▶ Problem to solve: Write the data out again in full, with no departure from the original.

(Dataset entries)
#####

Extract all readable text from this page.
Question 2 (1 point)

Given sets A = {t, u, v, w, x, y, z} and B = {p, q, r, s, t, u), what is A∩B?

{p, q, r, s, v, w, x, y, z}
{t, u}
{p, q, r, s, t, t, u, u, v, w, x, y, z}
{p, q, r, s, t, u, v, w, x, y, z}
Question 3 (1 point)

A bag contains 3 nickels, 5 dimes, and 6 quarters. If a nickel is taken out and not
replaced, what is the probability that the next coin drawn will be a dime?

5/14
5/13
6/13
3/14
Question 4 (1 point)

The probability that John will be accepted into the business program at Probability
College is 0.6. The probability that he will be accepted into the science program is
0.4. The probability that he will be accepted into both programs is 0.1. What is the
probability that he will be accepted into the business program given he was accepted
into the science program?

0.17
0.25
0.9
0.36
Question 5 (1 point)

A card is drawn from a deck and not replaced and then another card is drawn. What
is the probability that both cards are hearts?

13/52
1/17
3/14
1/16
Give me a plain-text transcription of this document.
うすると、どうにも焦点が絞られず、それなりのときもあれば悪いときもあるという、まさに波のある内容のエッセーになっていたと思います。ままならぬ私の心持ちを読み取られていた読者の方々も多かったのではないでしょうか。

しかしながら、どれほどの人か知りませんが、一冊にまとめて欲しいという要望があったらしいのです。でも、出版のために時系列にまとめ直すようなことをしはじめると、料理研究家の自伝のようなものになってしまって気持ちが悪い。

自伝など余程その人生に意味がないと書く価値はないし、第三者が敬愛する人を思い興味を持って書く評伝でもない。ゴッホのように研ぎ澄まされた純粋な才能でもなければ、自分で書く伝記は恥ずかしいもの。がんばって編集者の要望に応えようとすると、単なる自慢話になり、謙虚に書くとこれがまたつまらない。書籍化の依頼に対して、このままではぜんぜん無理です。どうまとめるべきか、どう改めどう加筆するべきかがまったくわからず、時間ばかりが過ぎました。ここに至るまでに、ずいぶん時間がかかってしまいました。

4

#####

▶ Output for this task:
Extract all readable text from this page.
Question 2 (1 point)

Given sets A = {t, u, v, w, x, y, z} and B = {p, q, r, s, t, u), what is A∩B?

{p, q, r, s, v, w, x, y, z}
{t, u}
{p, q, r, s, t, t, u, u, v, w, x, y, z}
{p, q, r, s, t, u, v, w, x, y, z}
Question 3 (1 point)

A bag contains 3 nickels, 5 dimes, and 6 quarters. If a nickel is taken out and not
replaced, what is the probability that the next coin drawn will be a dime?

5/14
5/13
6/13
3/14
Question 4 (1 point)

The probability that John will be accepted into the business program at Probability
College is 0.6. The probability that he will be accepted into the science program is
0.4. The probability that he will be accepted into both programs is 0.1. What is the
probability that he will be accepted into the business program given he was accepted
into the science program?

0.17
0.25
0.9
0.36
Question 5 (1 point)

A card is drawn from a deck and not replaced and then another card is drawn. What
is the probability that both cards are hearts?

13/52
1/17
3/14
1/16
Give me a plain-text transcription of this document.
うすると、どうにも焦点が絞られず、それなりのときもあれば悪いときもあるという、まさに波のある内容のエッセーになっていたと思います。ままならぬ私の心持ちを読み取られていた読者の方々も多かったのではないでしょうか。

しかしながら、どれほどの人か知りませんが、一冊にまとめて欲しいという要望があったらしいのです。でも、出版のために時系列にまとめ直すようなことをしはじめると、料理研究家の自伝のようなものになってしまって気持ちが悪い。

自伝など余程その人生に意味がないと書く価値はないし、第三者が敬愛する人を思い興味を持って書く評伝でもない。ゴッホのように研ぎ澄まされた純粋な才能でもなければ、自分で書く伝記は恥ずかしいもの。がんばって編集者の要望に応えようとすると、単なる自慢話になり、謙虚に書くとこれがまたつまらない。書籍化の依頼に対して、このままではぜんぜん無理です。どうまとめるべきか、どう改めどう加筆するべきかがまったくわからず、時間ばかりが過ぎました。ここに至るまでに、ずいぶん時間がかかってしまいました。

4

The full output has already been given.